— Start —

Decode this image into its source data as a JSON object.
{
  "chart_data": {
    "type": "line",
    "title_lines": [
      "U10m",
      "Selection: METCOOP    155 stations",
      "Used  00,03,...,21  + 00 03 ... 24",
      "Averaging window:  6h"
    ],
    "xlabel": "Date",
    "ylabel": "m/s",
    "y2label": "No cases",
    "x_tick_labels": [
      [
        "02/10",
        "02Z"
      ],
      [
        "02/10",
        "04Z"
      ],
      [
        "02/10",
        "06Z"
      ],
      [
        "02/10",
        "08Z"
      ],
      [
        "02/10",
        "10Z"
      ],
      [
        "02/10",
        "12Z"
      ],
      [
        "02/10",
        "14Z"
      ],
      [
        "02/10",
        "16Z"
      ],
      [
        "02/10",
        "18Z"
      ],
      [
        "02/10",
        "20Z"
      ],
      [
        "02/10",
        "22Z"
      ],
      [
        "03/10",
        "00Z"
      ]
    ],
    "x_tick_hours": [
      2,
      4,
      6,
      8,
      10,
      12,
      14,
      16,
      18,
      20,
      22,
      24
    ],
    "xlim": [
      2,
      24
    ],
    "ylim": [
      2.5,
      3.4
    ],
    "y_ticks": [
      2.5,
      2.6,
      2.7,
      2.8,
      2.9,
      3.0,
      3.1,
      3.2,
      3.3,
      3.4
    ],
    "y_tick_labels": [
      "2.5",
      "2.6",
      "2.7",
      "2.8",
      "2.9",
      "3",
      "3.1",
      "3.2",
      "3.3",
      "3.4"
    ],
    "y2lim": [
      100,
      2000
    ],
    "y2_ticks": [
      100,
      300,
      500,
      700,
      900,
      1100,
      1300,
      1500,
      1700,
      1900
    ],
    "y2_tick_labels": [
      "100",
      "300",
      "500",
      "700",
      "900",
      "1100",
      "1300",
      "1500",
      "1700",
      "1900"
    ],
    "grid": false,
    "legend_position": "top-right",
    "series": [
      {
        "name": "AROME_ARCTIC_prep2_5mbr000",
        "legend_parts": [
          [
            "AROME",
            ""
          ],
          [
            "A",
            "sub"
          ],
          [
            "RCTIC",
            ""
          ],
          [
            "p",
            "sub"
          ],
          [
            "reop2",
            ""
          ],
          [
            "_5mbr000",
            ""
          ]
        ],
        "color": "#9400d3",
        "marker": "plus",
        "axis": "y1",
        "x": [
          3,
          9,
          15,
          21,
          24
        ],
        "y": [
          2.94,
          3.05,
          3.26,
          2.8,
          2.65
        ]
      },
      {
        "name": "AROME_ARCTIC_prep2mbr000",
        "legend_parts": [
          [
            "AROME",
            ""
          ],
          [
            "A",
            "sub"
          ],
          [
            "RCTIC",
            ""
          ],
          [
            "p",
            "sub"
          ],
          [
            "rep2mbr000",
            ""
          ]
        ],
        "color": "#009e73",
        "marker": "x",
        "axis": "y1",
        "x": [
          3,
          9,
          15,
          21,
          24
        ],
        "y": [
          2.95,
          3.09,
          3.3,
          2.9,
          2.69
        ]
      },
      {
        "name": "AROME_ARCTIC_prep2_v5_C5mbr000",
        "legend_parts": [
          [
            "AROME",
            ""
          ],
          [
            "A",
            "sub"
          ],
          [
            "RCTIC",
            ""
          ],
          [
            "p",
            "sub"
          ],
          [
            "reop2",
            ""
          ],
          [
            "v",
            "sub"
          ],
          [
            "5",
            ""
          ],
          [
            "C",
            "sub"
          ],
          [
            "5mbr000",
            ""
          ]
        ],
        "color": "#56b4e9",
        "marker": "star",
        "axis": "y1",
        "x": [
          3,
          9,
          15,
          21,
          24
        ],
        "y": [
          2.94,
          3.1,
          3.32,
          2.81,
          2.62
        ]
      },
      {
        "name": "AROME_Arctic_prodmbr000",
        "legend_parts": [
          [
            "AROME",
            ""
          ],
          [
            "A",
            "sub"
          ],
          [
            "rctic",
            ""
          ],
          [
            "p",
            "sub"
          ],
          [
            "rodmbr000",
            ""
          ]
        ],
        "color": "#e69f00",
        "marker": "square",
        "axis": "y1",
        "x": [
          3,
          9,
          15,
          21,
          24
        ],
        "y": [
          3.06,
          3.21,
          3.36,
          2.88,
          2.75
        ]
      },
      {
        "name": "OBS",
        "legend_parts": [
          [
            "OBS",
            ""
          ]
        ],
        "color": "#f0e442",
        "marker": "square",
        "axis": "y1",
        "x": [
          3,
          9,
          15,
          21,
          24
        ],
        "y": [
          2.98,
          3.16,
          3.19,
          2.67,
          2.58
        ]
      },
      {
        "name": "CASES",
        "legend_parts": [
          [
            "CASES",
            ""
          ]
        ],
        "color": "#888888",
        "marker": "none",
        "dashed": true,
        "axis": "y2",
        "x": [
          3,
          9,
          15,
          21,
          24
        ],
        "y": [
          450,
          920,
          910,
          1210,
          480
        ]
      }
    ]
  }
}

— End —

_Goal_.
Each entry is to be returned in full, character for character.

_Answer to the task_.
Decode this image into its source data as a JSON object.
{
  "chart_data": {
    "type": "line",
    "title_lines": [
      "U10m",
      "Selection: METCOOP    155 stations",
      "Used  00,03,...,21  + 00 03 ... 24",
      "Averaging window:  6h"
    ],
    "xlabel": "Date",
    "ylabel": "m/s",
    "y2label": "No cases",
    "x_tick_labels": [
      [
        "02/10",
        "02Z"
      ],
      [
        "02/10",
        "04Z"
      ],
      [
        "02/10",
        "06Z"
      ],
      [
        "02/10",
        "08Z"
      ],
      [
        "02/10",
        "10Z"
      ],
      [
        "02/10",
        "12Z"
      ],
      [
        "02/10",
        "14Z"
      ],
      [
        "02/10",
        "16Z"
      ],
      [
        "02/10",
        "18Z"
      ],
      [
        "02/10",
        "20Z"
      ],
      [
        "02/10",
        "22Z"
      ],
      [
        "03/10",
        "00Z"
      ]
    ],
    "x_tick_hours": [
      2,
      4,
      6,
      8,
      10,
      12,
      14,
      16,
      18,
      20,
      22,
      24
    ],
    "xlim": [
      2,
      24
    ],
    "ylim": [
      2.5,
      3.4
    ],
    "y_ticks": [
      2.5,
      2.6,
      2.7,
      2.8,
      2.9,
      3.0,
      3.1,
      3.2,
      3.3,
      3.4
    ],
    "y_tick_labels": [
      "2.5",
      "2.6",
      "2.7",
      "2.8",
      "2.9",
      "3",
      "3.1",
      "3.2",
      "3.3",
      "3.4"
    ],
    "y2lim": [
      100,
      2000
    ],
    "y2_ticks": [
      100,
      300,
      500,
      700,
      900,
      1100,
      1300,
      1500,
      1700,
      1900
    ],
    "y2_tick_labels": [
      "100",
      "300",
      "500",
      "700",
      "900",
      "1100",
      "1300",
      "1500",
      "1700",
      "1900"
    ],
    "grid": false,
    "legend_position": "top-right",
    "series": [
      {
        "name": "AROME_ARCTIC_prep2_5mbr000",
        "legend_parts": [
          [
            "AROME",
            ""
          ],
          [
            "A",
            "sub"
          ],
          [
            "RCTIC",
            ""
          ],
          [
            "p",
            "sub"
          ],
          [
            "reop2",
            ""
          ],
          [
            "_5mbr000",
            ""
          ]
        ],
        "color": "#9400d3",
        "marker": "plus",
        "axis": "y1",
        "x": [
          3,
          9,
          15,
          21,
          24
        ],
        "y": [
          2.94,
          3.05,
          3.26,
          2.8,
          2.65
        ]
      },
      {
        "name": "AROME_ARCTIC_prep2mbr000",
        "legend_parts": [
          [
            "AROME",
            ""
          ],
          [
            "A",
            "sub"
          ],
          [
            "RCTIC",
            ""
          ],
          [
            "p",
            "sub"
          ],
          [
            "rep2mbr000",
            ""
          ]
        ],
        "color": "#009e73",
        "marker": "x",
        "axis": "y1",
        "x": [
          3,
          9,
          15,
          21,
          24
        ],
        "y": [
          2.95,
          3.09,
          3.3,
          2.9,
          2.69
        ]
      },
      {
        "name": "AROME_ARCTIC_prep2_v5_C5mbr000",
        "legend_parts": [
          [
            "AROME",
            ""
          ],
          [
            "A",
            "sub"
          ],
          [
            "RCTIC",
            ""
          ],
          [
            "p",
            "sub"
          ],
          [
            "reop2",
            ""
          ],
          [
            "v",
            "sub"
          ],
          [
            "5",
            ""
          ],
          [
            "C",
            "sub"
          ],
          [
            "5mbr000",
            ""
          ]
        ],
        "color": "#56b4e9",
        "marker": "star",
        "axis": "y1",
        "x": [
          3,
          9,
          15,
          21,
          24
        ],
        "y": [
          2.94,
          3.1,
          3.32,
          2.81,
          2.62
        ]
      },
      {
        "name": "AROME_Arctic_prodmbr000",
        "legend_parts": [
          [
            "AROME",
            ""
          ],
          [
            "A",
            "sub"
          ],
          [
            "rctic",
            ""
          ],
          [
            "p",
            "sub"
          ],
          [
            "rodmbr000",
            ""
          ]
        ],
        "color": "#e69f00",
        "marker": "square",
        "axis": "y1",
        "x": [
          3,
          9,
          15,
          21,
          24
        ],
        "y": [
          3.06,
          3.21,
          3.36,
          2.88,
          2.75
        ]
      },
      {
        "name": "OBS",
        "legend_parts": [
          [
            "OBS",
            ""
          ]
        ],
        "color": "#f0e442",
        "marker": "square",
        "axis": "y1",
        "x": [
          3,
          9,
          15,
          21,
          24
        ],
        "y": [
          2.98,
          3.16,
          3.19,
          2.67,
          2.58
        ]
      },
      {
        "name": "CASES",
        "legend_parts": [
          [
            "CASES",
            ""
          ]
        ],
        "color": "#888888",
        "marker": "none",
        "dashed": true,
        "axis": "y2",
        "x": [
          3,
          9,
          15,
          21,
          24
        ],
        "y": [
          450,
          920,
          910,
          1210,
          480
        ]
      }
    ]
  }
}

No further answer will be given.